EXERCISE DIRECTIONS: Which rows below contain the word "green"? Show each of those rows in full, and treat uppercase and lowercase as different.

Spatial annotation entries:
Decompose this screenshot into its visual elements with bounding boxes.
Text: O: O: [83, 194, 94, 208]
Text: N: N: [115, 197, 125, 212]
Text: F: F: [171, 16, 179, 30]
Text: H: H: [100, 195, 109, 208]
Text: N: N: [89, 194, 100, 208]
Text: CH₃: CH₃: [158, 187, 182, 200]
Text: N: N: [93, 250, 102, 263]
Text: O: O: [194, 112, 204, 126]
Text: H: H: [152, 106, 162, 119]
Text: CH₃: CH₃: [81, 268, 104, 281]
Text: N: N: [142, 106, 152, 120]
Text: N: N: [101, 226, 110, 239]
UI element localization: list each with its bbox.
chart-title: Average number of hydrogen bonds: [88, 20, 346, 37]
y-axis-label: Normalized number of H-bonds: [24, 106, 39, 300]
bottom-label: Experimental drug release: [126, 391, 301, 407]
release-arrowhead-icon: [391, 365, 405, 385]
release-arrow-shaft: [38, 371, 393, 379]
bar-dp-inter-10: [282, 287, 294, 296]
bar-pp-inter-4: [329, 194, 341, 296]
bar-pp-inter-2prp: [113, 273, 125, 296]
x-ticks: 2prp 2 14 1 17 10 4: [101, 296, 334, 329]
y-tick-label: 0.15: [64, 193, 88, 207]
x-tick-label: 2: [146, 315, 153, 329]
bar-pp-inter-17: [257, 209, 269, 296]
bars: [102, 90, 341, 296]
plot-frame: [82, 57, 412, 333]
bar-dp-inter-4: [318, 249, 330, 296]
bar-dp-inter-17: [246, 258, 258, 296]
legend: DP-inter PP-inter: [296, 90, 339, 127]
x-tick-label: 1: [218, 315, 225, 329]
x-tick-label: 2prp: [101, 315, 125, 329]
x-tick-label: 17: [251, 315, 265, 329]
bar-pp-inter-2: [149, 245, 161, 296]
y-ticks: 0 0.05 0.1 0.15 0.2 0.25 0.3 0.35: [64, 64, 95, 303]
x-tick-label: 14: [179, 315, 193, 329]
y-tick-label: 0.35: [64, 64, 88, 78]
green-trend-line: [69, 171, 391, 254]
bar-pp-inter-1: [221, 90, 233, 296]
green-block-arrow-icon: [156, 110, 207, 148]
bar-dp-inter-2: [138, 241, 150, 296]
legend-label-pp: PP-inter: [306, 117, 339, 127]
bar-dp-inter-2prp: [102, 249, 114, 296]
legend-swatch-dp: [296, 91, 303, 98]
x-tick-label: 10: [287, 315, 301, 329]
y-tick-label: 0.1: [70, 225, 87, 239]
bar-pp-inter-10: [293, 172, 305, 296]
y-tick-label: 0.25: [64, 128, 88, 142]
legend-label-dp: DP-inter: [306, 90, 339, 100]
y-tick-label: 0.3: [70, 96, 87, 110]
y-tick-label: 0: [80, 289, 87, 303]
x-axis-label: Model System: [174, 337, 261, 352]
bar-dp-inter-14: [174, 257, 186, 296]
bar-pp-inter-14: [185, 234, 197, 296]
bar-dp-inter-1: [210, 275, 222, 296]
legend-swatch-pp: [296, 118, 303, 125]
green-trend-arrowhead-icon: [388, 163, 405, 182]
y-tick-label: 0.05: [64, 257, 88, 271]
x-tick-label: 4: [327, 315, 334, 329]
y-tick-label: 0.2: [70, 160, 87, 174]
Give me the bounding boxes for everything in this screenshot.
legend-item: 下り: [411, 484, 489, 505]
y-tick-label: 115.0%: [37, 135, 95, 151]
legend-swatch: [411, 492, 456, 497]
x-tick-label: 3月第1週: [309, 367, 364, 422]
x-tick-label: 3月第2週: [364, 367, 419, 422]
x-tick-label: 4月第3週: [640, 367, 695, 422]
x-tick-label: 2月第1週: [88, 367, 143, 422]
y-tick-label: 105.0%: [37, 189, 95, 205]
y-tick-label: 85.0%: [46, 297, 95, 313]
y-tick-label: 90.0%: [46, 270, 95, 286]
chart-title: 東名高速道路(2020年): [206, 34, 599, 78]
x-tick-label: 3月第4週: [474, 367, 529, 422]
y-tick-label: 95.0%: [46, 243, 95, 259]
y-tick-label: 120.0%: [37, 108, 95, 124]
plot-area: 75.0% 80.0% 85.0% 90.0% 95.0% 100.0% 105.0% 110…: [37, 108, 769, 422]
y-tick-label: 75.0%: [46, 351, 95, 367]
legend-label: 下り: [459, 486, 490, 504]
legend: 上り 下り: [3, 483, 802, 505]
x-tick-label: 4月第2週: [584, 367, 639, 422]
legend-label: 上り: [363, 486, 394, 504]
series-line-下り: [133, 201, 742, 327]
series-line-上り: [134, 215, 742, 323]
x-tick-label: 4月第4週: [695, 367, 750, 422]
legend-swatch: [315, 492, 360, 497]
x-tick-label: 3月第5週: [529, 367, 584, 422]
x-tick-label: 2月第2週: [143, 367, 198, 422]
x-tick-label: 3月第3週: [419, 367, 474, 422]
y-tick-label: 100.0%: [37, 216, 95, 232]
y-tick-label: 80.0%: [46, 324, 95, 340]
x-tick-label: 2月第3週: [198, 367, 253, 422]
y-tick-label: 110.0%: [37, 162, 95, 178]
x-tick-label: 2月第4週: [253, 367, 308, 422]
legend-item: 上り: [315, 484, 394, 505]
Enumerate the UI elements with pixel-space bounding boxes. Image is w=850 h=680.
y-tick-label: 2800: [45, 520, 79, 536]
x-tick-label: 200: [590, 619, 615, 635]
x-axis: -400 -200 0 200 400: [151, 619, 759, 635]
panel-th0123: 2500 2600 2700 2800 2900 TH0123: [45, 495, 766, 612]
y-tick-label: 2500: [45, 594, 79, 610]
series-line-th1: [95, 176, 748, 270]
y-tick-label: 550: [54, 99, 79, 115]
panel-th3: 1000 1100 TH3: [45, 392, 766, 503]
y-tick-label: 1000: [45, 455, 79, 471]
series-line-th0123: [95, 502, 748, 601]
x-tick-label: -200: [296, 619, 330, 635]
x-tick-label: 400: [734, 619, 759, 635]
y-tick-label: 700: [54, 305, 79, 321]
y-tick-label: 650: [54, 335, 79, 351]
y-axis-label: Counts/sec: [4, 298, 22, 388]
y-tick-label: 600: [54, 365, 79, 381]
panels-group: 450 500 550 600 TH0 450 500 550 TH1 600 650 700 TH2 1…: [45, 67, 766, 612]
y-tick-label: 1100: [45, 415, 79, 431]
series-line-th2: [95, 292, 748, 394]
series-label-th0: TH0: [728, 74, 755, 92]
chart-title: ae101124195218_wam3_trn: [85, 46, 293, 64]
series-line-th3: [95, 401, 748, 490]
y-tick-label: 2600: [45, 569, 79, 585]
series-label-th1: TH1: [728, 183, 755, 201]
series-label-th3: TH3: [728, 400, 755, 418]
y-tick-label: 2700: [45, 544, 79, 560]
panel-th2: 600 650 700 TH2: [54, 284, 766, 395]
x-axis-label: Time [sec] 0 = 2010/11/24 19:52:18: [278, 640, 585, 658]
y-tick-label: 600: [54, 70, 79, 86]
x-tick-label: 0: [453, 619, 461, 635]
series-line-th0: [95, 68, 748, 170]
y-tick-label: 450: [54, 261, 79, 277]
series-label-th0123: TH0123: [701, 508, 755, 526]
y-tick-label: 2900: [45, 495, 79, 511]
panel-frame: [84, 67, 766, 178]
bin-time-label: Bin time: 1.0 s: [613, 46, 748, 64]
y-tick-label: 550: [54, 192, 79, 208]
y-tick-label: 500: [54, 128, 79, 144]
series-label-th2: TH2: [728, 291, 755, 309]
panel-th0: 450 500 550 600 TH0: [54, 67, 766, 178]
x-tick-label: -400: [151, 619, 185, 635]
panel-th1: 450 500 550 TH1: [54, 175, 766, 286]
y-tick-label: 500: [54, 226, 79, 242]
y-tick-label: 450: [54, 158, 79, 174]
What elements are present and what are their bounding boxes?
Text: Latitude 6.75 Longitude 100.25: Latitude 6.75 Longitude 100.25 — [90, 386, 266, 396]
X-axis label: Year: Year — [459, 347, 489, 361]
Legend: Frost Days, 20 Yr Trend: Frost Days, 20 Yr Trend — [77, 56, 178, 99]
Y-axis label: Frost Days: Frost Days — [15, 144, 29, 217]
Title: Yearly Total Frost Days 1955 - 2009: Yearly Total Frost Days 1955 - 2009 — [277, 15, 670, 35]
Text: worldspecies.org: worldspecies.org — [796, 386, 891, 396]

FINISHED EXERCISE:
green-trend-line: [69, 171, 391, 254]
green-block-arrow-icon: [156, 110, 207, 148]
green-trend-arrowhead-icon: [388, 163, 405, 182]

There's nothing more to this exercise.